Start of Data in this exercise

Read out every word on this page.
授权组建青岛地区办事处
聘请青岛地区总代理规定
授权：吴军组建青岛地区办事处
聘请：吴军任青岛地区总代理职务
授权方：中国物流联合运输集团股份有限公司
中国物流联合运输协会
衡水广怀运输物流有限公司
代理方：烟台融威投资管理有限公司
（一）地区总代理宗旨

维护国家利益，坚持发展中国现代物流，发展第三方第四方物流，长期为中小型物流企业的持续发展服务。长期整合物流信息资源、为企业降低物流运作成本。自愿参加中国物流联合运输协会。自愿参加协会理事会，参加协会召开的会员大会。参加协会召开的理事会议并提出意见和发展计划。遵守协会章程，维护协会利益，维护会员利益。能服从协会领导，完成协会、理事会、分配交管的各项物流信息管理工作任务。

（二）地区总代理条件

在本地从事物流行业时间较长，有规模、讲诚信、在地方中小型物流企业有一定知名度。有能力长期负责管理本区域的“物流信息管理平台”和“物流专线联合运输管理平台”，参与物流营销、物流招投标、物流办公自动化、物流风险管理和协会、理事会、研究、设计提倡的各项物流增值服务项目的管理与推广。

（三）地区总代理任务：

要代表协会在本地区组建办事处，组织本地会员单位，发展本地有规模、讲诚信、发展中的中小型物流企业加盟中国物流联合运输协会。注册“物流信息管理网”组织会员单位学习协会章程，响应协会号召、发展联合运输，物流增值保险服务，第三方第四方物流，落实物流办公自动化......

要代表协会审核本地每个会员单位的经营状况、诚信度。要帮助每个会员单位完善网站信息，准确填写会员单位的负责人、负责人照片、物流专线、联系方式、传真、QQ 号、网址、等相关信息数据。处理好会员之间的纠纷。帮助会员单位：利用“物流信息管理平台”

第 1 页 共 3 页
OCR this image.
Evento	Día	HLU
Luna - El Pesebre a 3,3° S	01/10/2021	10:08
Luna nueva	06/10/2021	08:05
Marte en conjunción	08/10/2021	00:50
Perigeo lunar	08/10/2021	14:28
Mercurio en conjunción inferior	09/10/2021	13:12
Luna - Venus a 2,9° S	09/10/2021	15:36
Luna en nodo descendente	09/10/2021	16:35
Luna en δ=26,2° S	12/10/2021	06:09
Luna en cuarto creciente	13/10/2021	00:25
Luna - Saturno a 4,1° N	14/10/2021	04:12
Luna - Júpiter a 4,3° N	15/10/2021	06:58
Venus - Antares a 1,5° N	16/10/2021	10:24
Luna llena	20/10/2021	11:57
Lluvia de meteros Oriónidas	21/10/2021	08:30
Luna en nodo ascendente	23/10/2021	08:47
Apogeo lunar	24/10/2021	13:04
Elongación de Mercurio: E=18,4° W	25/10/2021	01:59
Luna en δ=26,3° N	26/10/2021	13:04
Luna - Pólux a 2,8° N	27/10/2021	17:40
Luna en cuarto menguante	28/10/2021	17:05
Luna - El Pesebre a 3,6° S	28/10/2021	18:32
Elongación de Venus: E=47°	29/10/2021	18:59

End of Data in this exercise

Exercise aim:
Where a line contains "物流信息管理平台", copy that line.

Output of the task:
在本地从事物流行业时间较长，有规模、讲诚信、在地方中小型物流企业有一定知名度。有能力长期负责管理本区域的“物流信息管理平台”和“物流专线联合运输管理平台”，参与物流营销、物流招投标、物流办公自动化、物流风险管理和协会、理事会、研究、设计提倡的各项物流增值服务项目的管理与推广。
要代表协会审核本地每个会员单位的经营状况、诚信度。要帮助每个会员单位完善网站信息，准确填写会员单位的负责人、负责人照片、物流专线、联系方式、传真、QQ 号、网址、等相关信息数据。处理好会员之间的纠纷。帮助会员单位：利用“物流信息管理平台”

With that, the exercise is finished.